• **Extracted records**
──────

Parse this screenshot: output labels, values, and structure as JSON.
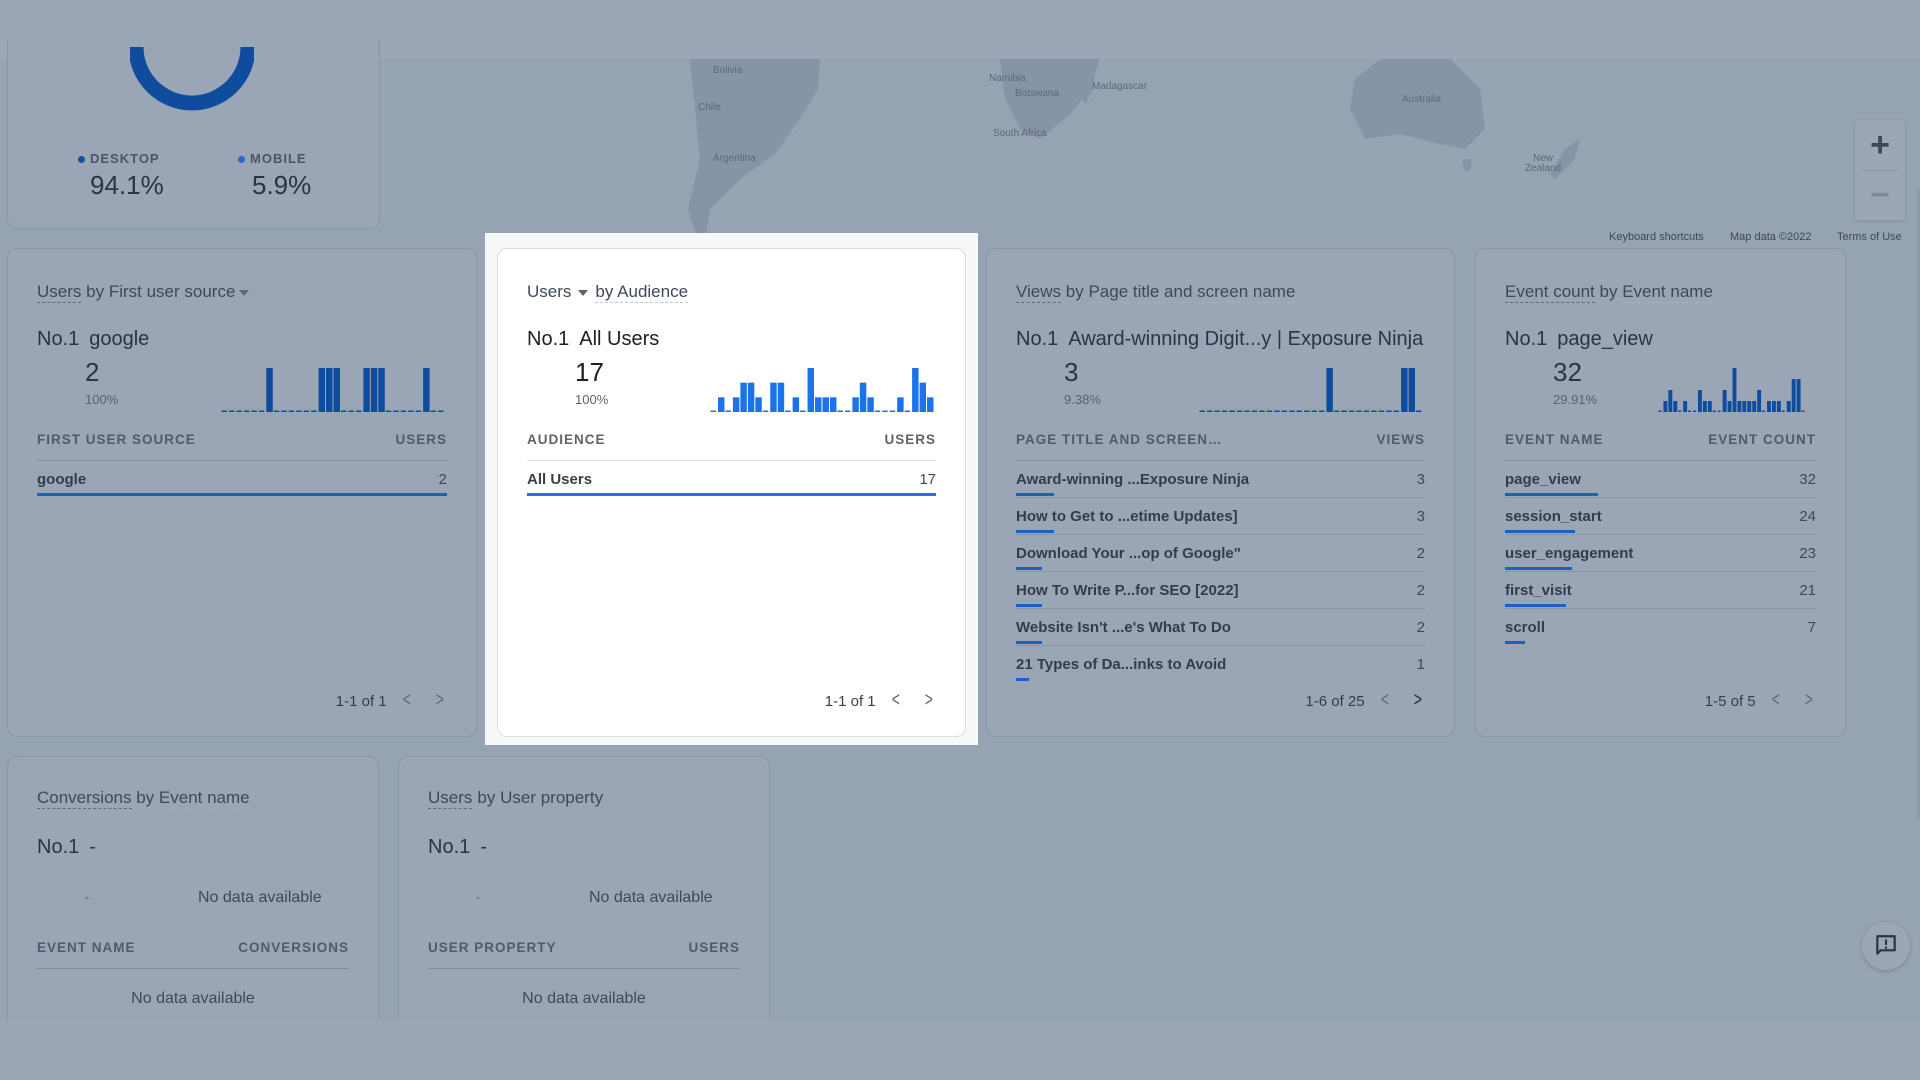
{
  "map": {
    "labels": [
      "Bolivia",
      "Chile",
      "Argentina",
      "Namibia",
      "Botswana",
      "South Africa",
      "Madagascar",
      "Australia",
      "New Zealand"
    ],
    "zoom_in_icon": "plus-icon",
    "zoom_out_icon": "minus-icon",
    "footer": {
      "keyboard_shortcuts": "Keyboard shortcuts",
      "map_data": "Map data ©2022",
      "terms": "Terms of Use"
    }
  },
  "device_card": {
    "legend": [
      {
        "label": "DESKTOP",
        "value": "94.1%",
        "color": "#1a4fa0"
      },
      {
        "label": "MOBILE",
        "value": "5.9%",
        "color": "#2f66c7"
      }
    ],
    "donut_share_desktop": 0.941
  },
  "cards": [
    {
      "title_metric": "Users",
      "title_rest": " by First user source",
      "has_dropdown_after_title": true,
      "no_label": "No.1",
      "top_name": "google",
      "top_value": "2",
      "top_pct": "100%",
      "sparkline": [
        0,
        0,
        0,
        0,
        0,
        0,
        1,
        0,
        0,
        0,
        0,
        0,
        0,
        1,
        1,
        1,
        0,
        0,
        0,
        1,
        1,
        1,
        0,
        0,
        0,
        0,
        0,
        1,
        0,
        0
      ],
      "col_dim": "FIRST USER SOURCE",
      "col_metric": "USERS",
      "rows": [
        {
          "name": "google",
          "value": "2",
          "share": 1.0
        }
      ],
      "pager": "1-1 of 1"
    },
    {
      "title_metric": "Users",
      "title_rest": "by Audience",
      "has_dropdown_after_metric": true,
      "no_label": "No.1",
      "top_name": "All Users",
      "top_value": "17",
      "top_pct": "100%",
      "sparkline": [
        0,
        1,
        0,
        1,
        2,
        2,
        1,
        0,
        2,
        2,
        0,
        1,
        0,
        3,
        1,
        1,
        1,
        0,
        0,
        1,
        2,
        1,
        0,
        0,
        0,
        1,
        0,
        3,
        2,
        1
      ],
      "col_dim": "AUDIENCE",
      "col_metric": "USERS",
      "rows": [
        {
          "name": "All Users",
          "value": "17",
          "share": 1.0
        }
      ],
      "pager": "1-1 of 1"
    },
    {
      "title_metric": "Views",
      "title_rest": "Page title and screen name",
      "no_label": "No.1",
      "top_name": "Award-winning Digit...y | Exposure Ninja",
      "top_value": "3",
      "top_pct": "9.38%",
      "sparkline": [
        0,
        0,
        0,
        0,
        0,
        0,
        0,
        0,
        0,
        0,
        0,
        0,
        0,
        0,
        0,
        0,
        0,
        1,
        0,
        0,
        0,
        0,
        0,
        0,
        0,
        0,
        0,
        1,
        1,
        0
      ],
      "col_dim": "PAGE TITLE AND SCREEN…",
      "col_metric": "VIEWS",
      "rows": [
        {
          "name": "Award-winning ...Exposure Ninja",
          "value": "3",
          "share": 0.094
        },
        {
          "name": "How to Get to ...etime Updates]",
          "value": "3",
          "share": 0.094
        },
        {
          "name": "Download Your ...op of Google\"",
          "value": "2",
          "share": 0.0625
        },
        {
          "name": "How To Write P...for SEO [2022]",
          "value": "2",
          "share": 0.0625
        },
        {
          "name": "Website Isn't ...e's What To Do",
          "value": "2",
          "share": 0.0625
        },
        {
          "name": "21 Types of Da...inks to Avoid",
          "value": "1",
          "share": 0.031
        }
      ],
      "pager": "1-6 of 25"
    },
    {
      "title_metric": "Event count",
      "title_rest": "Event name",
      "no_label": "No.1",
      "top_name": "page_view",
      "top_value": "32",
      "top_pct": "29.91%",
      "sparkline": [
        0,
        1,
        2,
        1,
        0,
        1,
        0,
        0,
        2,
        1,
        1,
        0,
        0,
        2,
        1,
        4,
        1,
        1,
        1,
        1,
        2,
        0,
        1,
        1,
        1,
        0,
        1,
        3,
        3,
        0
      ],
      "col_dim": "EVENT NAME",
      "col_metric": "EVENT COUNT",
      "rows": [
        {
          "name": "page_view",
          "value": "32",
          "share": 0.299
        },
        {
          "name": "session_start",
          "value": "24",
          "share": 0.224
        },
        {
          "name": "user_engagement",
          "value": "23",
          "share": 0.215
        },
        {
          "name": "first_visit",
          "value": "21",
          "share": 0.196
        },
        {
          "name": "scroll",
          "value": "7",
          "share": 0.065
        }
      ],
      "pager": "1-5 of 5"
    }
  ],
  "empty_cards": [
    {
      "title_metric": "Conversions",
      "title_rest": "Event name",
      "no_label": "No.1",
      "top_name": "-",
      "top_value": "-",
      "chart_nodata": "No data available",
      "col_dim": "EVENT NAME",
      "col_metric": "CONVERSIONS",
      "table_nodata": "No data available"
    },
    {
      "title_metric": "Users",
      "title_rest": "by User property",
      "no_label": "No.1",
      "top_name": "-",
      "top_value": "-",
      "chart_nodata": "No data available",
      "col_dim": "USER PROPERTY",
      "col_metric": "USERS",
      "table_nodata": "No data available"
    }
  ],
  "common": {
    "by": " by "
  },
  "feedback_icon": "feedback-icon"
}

──────

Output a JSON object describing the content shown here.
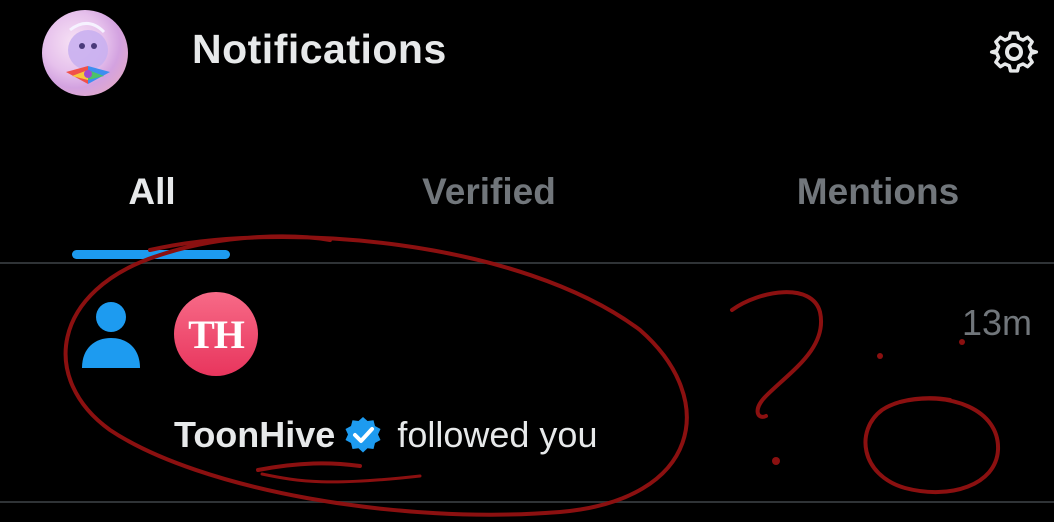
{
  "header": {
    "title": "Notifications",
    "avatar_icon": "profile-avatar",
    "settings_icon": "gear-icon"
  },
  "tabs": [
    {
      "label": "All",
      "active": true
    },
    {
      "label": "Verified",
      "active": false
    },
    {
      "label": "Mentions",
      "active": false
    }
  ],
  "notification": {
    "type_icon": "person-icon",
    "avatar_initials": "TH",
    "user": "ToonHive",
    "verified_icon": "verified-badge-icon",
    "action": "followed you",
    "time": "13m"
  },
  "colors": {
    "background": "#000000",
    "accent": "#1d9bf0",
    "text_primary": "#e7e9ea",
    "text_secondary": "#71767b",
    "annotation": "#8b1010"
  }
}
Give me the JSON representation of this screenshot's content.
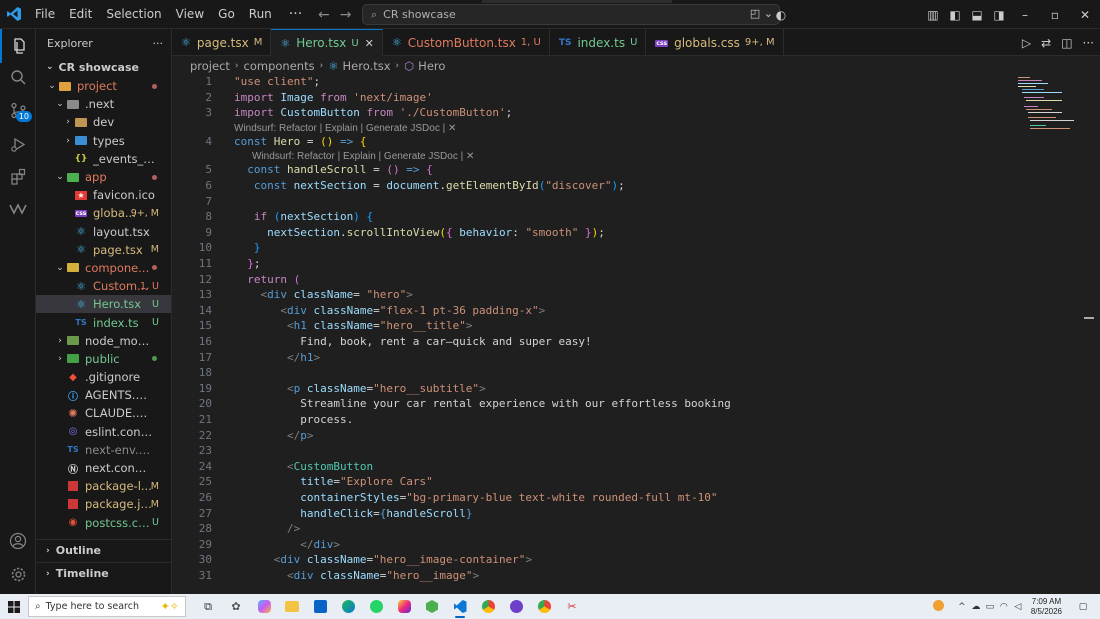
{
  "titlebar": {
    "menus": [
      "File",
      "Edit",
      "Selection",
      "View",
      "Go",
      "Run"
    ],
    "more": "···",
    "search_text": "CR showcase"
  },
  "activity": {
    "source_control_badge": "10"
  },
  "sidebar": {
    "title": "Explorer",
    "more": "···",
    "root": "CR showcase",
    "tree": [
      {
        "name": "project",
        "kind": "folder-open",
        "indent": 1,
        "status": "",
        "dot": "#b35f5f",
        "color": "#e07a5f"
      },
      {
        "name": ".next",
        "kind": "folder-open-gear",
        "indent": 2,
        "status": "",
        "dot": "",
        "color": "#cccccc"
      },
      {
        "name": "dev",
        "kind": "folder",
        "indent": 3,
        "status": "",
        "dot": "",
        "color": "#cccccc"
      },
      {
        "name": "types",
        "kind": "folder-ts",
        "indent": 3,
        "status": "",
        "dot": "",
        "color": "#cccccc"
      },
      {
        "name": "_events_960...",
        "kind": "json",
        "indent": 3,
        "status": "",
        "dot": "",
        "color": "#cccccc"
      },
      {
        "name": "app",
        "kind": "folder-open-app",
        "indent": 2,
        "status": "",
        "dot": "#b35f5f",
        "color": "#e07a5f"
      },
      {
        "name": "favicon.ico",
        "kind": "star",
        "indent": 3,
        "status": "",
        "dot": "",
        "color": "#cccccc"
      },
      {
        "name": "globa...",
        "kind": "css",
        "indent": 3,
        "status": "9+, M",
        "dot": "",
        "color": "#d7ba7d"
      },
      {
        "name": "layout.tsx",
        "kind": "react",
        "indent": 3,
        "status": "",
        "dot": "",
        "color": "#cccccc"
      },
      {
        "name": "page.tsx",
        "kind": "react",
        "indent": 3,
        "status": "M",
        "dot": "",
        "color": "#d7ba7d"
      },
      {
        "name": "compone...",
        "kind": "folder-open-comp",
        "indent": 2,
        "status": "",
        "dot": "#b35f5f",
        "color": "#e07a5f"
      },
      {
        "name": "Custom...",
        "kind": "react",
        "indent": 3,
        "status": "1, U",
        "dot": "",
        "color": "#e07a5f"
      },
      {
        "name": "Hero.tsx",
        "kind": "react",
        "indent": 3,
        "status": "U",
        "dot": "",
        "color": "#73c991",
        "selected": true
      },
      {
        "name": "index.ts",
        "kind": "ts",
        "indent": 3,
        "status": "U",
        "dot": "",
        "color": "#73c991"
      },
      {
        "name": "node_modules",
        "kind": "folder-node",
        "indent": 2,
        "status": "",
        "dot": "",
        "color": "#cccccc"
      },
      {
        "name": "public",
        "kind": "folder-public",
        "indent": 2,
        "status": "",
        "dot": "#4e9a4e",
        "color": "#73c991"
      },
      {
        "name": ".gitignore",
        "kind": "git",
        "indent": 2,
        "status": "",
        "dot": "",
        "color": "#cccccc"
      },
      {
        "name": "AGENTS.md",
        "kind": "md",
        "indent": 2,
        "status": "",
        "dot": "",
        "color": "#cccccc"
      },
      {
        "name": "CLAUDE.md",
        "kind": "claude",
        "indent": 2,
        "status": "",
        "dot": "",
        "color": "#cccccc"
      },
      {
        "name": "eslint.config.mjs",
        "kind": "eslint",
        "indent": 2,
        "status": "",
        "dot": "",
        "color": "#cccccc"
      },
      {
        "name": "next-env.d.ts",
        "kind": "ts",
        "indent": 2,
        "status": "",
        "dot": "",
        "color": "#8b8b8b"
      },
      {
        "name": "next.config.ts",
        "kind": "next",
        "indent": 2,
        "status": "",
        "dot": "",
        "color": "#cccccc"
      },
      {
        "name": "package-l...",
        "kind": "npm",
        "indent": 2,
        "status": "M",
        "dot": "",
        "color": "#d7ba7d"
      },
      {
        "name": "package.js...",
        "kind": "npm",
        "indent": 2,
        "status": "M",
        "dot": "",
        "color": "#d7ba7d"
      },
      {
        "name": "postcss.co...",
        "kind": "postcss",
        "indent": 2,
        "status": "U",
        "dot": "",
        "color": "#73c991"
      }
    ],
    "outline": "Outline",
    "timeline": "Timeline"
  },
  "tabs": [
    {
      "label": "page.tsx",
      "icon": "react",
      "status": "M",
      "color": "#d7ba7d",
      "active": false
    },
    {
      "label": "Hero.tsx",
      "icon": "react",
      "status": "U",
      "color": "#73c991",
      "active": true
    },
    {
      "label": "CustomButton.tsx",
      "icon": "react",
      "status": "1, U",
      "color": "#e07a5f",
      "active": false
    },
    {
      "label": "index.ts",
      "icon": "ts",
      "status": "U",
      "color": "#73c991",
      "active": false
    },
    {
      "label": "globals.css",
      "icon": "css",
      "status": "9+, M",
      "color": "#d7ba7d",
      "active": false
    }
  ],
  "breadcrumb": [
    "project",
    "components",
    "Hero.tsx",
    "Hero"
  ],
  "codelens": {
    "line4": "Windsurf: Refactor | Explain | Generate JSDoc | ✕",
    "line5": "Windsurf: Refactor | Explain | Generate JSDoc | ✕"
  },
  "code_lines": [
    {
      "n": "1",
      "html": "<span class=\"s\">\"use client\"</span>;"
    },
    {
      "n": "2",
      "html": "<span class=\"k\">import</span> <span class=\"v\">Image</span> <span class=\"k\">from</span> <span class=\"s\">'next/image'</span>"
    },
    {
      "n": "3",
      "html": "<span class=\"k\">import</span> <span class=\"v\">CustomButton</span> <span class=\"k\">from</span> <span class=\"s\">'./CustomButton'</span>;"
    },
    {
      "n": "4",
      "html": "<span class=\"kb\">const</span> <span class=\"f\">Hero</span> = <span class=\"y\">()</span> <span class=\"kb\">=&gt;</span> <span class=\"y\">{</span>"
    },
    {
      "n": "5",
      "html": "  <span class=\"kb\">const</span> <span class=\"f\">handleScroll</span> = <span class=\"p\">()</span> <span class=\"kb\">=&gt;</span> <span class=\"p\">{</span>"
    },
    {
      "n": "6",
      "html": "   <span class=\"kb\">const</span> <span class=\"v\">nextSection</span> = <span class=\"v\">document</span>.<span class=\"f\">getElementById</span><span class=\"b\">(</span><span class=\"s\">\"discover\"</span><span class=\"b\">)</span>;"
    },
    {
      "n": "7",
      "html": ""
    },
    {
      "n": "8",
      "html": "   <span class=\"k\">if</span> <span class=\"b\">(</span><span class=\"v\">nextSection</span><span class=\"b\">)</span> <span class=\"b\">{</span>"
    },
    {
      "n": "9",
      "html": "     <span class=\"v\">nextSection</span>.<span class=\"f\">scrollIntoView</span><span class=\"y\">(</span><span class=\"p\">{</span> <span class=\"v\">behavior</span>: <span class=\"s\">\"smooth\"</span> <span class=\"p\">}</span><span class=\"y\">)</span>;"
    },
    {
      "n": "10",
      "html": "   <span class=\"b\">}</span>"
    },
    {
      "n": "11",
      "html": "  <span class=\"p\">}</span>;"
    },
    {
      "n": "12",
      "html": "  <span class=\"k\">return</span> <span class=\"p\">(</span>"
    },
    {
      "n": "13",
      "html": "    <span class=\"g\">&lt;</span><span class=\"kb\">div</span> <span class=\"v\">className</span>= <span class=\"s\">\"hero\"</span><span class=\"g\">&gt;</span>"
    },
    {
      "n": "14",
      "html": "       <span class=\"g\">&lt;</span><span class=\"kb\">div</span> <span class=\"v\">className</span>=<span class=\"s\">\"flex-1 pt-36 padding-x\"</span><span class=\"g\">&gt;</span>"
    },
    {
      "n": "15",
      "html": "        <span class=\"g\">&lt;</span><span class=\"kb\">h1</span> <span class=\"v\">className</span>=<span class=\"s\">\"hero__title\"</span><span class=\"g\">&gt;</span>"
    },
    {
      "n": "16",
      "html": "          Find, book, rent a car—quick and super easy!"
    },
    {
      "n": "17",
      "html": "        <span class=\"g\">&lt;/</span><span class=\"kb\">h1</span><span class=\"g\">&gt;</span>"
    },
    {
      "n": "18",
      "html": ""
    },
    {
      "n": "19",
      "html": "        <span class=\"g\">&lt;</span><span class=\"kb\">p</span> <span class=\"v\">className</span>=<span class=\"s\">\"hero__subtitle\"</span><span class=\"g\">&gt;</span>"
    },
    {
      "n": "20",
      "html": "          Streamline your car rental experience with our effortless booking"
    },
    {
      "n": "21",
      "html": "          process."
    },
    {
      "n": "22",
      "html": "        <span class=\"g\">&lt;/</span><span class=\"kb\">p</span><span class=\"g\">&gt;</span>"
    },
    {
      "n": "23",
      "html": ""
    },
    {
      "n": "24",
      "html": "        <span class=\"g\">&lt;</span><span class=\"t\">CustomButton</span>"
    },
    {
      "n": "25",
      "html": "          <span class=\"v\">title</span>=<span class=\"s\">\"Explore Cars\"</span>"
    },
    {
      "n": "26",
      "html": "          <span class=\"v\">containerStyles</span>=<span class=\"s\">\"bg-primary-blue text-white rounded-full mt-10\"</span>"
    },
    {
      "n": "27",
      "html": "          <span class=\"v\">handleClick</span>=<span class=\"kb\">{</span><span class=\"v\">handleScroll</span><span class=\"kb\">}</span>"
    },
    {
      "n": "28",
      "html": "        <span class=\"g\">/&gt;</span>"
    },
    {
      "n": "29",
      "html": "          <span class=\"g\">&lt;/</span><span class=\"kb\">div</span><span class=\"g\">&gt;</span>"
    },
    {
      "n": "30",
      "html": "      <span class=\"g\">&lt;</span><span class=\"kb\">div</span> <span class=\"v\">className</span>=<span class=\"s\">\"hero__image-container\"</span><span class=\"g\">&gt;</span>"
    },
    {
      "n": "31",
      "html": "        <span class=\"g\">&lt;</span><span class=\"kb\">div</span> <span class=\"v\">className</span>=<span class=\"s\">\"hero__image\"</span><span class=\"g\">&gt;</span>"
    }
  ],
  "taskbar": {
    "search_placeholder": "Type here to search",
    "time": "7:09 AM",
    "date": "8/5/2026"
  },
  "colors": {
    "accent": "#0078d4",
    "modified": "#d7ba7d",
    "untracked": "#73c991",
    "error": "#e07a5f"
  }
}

──────

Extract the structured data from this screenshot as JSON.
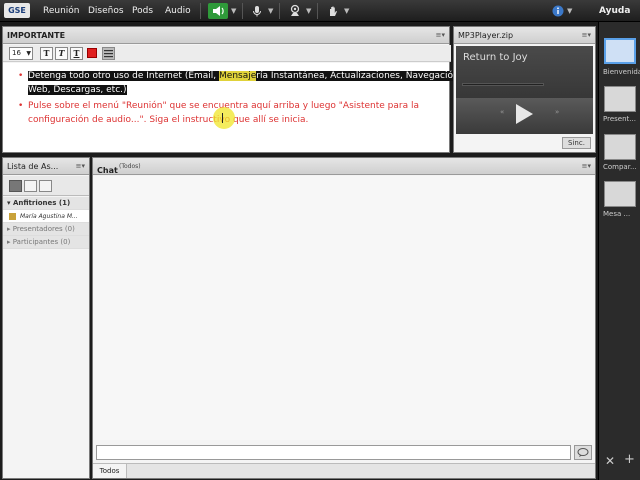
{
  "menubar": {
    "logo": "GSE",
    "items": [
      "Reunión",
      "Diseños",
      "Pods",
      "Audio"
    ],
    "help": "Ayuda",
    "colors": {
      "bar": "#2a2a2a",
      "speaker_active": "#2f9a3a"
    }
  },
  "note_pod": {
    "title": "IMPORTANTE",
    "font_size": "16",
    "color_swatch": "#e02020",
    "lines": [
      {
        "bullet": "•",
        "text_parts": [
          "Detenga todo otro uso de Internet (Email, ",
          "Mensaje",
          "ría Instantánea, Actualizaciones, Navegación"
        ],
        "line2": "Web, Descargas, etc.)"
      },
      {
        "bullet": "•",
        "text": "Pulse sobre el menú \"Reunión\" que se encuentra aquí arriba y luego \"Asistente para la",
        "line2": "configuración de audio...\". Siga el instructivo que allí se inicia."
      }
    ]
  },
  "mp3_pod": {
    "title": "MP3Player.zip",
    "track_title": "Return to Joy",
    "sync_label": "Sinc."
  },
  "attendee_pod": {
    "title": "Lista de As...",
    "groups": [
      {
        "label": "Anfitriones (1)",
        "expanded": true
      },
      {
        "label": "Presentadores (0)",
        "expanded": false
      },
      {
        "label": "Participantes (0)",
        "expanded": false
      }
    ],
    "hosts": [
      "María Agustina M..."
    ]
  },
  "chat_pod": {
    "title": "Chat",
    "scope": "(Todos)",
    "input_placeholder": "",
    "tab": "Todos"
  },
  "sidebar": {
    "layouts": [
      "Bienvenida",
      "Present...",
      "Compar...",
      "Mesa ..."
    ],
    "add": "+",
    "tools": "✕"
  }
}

──────

Report only the count of lines that include the string "winning".

2